start Input material

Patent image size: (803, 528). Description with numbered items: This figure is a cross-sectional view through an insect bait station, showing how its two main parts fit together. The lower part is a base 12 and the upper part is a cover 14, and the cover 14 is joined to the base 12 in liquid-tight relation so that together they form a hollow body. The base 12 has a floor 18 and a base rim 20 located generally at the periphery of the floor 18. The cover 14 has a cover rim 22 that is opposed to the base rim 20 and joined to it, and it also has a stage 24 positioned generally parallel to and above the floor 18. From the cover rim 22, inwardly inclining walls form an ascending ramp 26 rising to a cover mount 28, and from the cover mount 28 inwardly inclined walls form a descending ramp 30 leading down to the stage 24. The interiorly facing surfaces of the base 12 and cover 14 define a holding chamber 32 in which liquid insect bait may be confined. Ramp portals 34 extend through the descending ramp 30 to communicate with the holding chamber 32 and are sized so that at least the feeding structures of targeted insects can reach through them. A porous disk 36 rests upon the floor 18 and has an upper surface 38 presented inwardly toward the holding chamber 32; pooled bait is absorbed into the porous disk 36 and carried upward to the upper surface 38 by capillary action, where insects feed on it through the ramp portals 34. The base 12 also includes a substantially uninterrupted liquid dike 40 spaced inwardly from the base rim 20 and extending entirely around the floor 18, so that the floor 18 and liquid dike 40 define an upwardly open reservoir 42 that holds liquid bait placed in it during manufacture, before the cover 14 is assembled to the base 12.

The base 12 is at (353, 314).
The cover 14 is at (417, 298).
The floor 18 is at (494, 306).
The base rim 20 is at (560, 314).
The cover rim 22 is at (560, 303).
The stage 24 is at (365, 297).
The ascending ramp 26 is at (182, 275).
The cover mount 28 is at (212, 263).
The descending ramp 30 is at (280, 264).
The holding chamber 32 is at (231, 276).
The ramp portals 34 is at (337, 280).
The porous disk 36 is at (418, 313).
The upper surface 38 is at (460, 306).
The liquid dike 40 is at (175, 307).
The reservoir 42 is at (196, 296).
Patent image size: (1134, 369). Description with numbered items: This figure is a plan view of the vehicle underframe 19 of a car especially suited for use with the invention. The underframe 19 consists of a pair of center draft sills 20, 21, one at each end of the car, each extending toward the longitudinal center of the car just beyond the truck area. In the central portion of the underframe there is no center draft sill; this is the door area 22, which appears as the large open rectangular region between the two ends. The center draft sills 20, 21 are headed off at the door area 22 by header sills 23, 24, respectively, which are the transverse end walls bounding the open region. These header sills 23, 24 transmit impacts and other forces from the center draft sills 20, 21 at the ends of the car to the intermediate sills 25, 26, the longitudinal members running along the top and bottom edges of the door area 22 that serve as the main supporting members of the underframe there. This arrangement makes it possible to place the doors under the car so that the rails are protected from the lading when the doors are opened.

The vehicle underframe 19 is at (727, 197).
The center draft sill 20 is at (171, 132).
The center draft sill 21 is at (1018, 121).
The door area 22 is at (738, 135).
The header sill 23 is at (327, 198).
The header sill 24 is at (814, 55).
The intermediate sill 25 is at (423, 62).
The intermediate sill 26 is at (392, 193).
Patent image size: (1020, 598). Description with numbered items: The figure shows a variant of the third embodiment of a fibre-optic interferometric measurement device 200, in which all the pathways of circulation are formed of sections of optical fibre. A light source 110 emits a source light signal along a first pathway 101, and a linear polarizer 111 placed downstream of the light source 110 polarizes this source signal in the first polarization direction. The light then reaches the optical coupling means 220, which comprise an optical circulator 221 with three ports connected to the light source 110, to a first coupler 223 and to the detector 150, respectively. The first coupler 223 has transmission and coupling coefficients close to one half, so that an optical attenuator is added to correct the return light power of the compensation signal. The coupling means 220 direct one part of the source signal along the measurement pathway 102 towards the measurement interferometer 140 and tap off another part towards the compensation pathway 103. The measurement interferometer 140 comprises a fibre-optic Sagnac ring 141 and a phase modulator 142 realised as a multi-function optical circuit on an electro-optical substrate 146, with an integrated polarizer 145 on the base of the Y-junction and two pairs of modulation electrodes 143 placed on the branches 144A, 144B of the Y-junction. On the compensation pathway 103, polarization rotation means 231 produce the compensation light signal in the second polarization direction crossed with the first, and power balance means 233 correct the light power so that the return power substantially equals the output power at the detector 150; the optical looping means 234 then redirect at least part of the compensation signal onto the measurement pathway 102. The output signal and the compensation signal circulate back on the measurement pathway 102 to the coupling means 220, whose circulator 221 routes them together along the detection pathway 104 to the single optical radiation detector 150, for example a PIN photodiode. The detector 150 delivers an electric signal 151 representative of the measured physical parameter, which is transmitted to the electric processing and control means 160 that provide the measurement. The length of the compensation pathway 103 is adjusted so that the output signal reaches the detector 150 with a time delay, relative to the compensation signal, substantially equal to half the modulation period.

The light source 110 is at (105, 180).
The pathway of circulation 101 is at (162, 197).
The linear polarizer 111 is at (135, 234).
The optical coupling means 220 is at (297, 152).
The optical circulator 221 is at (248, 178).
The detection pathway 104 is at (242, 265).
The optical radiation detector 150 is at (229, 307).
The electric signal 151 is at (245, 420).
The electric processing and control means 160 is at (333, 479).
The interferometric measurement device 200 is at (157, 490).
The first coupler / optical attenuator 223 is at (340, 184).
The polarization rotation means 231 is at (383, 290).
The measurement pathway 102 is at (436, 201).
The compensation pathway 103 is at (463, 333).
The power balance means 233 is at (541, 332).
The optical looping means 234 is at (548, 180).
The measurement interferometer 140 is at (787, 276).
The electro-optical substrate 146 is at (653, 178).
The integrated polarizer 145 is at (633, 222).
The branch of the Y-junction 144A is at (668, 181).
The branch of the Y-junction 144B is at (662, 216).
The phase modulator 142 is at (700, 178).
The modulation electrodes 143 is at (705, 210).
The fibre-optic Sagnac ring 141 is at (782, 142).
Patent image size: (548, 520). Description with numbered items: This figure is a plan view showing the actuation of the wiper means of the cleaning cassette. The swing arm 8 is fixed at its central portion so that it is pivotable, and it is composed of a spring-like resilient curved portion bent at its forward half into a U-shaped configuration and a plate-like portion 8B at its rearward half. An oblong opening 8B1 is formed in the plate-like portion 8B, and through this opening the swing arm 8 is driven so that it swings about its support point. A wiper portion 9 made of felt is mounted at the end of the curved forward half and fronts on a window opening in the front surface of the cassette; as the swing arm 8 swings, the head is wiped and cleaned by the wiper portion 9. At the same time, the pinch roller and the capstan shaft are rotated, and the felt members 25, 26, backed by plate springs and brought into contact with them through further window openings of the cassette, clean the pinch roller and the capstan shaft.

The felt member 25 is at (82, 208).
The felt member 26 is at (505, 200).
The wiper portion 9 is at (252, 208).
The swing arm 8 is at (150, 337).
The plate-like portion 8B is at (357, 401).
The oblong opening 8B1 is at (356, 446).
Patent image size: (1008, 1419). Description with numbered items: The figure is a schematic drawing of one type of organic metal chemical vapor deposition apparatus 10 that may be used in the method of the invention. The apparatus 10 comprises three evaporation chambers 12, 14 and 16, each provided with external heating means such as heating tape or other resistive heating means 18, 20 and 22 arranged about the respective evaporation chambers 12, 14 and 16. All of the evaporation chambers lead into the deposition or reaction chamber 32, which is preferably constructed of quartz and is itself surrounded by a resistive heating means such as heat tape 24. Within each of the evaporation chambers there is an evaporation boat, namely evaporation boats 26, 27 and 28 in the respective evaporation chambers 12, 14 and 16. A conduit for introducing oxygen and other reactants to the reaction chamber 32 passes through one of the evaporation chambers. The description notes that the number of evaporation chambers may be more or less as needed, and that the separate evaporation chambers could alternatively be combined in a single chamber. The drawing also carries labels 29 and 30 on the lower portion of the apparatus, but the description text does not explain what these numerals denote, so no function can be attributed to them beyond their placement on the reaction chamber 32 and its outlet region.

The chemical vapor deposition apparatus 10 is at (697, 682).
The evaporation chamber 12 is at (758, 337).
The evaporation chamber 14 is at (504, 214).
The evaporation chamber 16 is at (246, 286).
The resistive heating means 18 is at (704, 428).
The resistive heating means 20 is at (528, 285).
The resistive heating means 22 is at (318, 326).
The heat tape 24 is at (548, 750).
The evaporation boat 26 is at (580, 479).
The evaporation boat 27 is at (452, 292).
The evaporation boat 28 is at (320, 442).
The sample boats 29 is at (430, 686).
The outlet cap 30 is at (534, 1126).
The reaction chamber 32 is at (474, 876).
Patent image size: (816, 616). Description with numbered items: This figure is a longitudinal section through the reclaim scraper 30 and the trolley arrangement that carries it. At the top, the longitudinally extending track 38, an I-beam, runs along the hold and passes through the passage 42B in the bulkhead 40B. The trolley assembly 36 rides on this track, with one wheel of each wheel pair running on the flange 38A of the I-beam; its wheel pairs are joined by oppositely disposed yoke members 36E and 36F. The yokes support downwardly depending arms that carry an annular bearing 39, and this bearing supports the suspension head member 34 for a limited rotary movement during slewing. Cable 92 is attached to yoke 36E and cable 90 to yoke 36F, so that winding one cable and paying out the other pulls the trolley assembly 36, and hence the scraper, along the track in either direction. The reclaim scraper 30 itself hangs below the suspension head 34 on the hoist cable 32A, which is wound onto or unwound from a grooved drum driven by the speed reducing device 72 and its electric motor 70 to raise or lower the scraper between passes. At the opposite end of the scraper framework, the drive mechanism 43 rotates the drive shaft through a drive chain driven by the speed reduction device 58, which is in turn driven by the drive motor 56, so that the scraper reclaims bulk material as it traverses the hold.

end Input material

Written task
How many lines of the data above contain the string "plate", with case counting? Reply with the number only.

The completed task
2